**Some records:**
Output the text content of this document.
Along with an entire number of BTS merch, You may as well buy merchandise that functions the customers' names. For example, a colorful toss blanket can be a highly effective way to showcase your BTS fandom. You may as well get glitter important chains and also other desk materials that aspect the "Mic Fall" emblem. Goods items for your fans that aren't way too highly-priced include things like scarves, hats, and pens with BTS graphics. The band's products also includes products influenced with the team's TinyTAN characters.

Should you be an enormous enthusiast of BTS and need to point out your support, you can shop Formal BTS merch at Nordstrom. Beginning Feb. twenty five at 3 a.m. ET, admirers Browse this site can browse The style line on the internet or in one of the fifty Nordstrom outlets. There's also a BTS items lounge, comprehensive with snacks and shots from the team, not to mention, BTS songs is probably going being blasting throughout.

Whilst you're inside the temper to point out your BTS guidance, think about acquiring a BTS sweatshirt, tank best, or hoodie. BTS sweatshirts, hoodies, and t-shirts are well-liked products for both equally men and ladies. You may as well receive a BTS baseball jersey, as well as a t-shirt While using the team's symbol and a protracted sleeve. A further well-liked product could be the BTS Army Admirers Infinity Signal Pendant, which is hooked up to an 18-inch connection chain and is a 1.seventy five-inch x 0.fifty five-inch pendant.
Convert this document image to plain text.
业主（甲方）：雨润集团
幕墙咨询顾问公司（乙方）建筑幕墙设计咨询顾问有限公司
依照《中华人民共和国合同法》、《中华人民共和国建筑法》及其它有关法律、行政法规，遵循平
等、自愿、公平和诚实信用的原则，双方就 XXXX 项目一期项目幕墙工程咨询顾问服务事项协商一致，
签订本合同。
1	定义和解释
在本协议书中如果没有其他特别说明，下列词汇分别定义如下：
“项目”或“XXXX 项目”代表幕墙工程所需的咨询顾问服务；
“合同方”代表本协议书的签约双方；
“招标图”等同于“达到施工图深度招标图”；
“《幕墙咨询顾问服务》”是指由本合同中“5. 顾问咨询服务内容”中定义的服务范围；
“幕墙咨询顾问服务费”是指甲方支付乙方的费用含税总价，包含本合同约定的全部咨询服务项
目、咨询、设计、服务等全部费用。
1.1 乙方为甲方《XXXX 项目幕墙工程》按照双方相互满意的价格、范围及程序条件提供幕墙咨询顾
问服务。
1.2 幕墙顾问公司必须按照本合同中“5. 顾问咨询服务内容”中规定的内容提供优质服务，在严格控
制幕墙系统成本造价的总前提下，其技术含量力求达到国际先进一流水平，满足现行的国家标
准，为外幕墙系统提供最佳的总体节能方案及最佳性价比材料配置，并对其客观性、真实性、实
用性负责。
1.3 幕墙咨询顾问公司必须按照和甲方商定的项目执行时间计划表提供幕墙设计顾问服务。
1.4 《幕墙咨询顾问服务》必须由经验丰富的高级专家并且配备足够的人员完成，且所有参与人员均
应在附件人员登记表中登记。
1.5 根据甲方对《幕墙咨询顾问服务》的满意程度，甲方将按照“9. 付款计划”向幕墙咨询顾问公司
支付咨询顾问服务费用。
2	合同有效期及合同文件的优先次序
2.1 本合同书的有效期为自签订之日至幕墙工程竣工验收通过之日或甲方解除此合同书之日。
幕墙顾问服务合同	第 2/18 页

**PROBLEM DETAILS:**
Find all lines holding the string "products" and copy them.

**PROBLEM SOLUTION:**
Along with an entire number of BTS merch, You may as well buy merchandise that functions the customers' names. For example, a colorful toss blanket can be a highly effective way to showcase your BTS fandom. You may as well get glitter important chains and also other desk materials that aspect the "Mic Fall" emblem. Goods items for your fans that aren't way too highly-priced include things like scarves, hats, and pens with BTS graphics. The band's products also includes products influenced with the team's TinyTAN characters.
Whilst you're inside the temper to point out your BTS guidance, think about acquiring a BTS sweatshirt, tank best, or hoodie. BTS sweatshirts, hoodies, and t-shirts are well-liked products for both equally men and ladies. You may as well receive a BTS baseball jersey, as well as a t-shirt While using the team's symbol and a protracted sleeve. A further well-liked product could be the BTS Army Admirers Infinity Signal Pendant, which is hooked up to an 18-inch connection chain and is a 1.seventy five-inch x 0.fifty five-inch pendant.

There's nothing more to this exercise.